**TASK PROMPT:** Give every entry again, word for word and in full.

[Dataset entries on figures]
((

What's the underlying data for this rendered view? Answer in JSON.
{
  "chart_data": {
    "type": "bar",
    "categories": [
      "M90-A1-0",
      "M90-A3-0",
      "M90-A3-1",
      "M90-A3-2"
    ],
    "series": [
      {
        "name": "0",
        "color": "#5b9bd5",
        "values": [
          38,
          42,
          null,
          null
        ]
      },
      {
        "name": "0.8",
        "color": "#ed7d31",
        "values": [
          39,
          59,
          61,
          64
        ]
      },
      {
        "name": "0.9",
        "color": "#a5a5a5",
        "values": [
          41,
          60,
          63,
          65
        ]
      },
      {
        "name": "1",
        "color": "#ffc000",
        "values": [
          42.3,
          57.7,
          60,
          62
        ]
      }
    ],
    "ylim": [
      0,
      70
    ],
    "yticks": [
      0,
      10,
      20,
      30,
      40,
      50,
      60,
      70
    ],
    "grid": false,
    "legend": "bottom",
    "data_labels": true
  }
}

))

**SOLUTION TO THIS TASK:**
What's the underlying data for this rendered view? Answer in JSON.
{
  "chart_data": {
    "type": "bar",
    "categories": [
      "M90-A1-0",
      "M90-A3-0",
      "M90-A3-1",
      "M90-A3-2"
    ],
    "series": [
      {
        "name": "0",
        "color": "#5b9bd5",
        "values": [
          38,
          42,
          null,
          null
        ]
      },
      {
        "name": "0.8",
        "color": "#ed7d31",
        "values": [
          39,
          59,
          61,
          64
        ]
      },
      {
        "name": "0.9",
        "color": "#a5a5a5",
        "values": [
          41,
          60,
          63,
          65
        ]
      },
      {
        "name": "1",
        "color": "#ffc000",
        "values": [
          42.3,
          57.7,
          60,
          62
        ]
      }
    ],
    "ylim": [
      0,
      70
    ],
    "yticks": [
      0,
      10,
      20,
      30,
      40,
      50,
      60,
      70
    ],
    "grid": false,
    "legend": "bottom",
    "data_labels": true
  }
}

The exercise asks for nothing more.